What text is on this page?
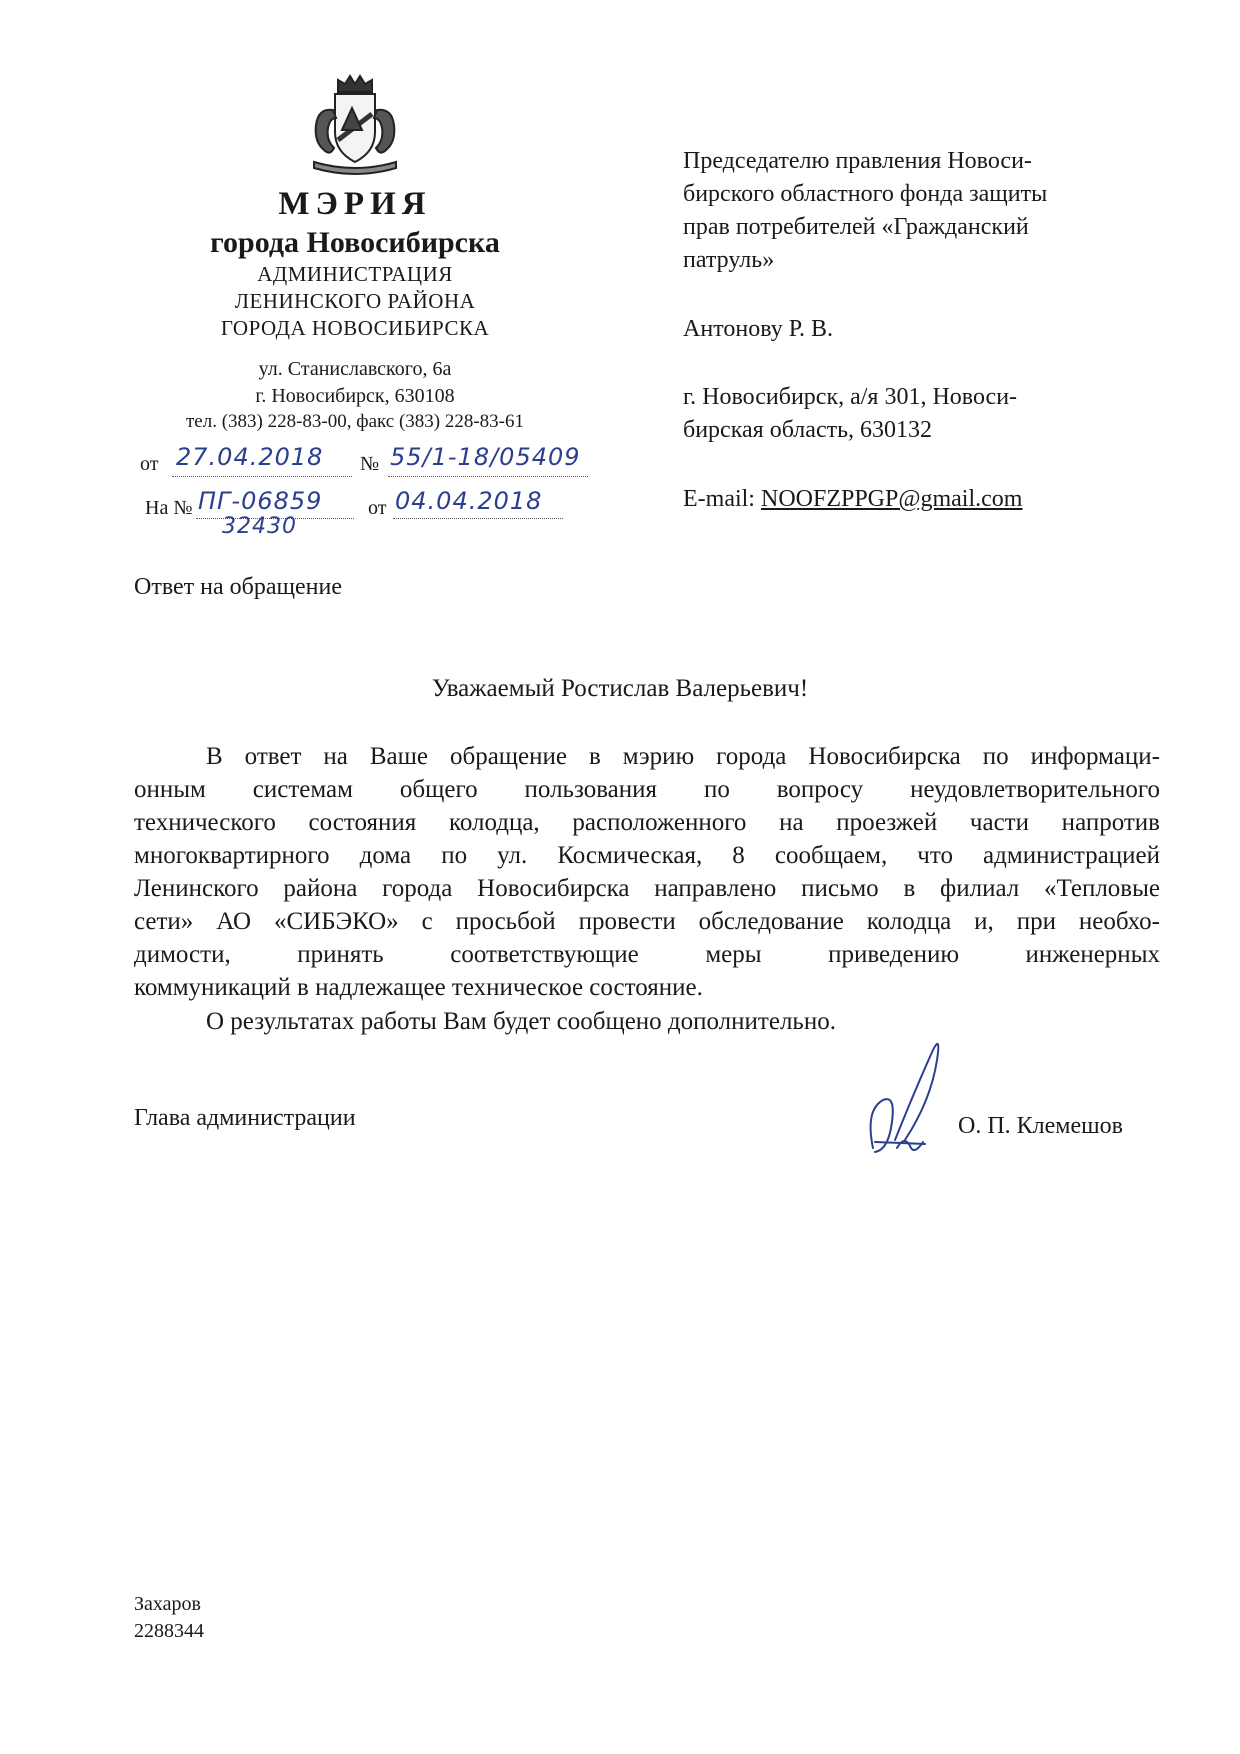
МЭРИЯ
города Новосибирска
АДМИНИСТРАЦИЯ
ЛЕНИНСКОГО РАЙОНА
ГОРОДА НОВОСИБИРСКА
ул. Станиславского, 6а
г. Новосибирск, 630108
тел. (383) 228-83-00, факс (383) 228-83-61
от 27.04.2018 № 55/1-18/05409
На № ПГ-06859
32430
от 04.04.2018
Председателю правления Новоси-
бирского областного фонда защиты
прав потребителей «Гражданский
патруль»
Антонову Р. В.
г. Новосибирск, а/я 301, Новоси-
бирская область, 630132
E-mail: NOOFZPPGP@gmail.com
Ответ на обращение
Уважаемый Ростислав Валерьевич!
В ответ на Ваше обращение в мэрию города Новосибирска по информаци-
онным системам общего пользования по вопросу неудовлетворительного
технического состояния колодца, расположенного на проезжей части напротив
многоквартирного дома по ул. Космическая, 8 сообщаем, что администрацией
Ленинского района города Новосибирска направлено письмо в филиал «Тепловые
сети» АО «СИБЭКО» с просьбой провести обследование колодца и, при необхо-
димости, принять соответствующие меры приведению инженерных
коммуникаций в надлежащее техническое состояние.
О результатах работы Вам будет сообщено дополнительно.
Глава администрации	О. П. Клемешов
Захаров
2288344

———

● **What you will do**: Search the listing for the string "колодца". Copy each line where it turns up.

● **Output for this task**:
технического состояния колодца, расположенного на проезжей части напротив
сети» АО «СИБЭКО» с просьбой провести обследование колодца и, при необхо-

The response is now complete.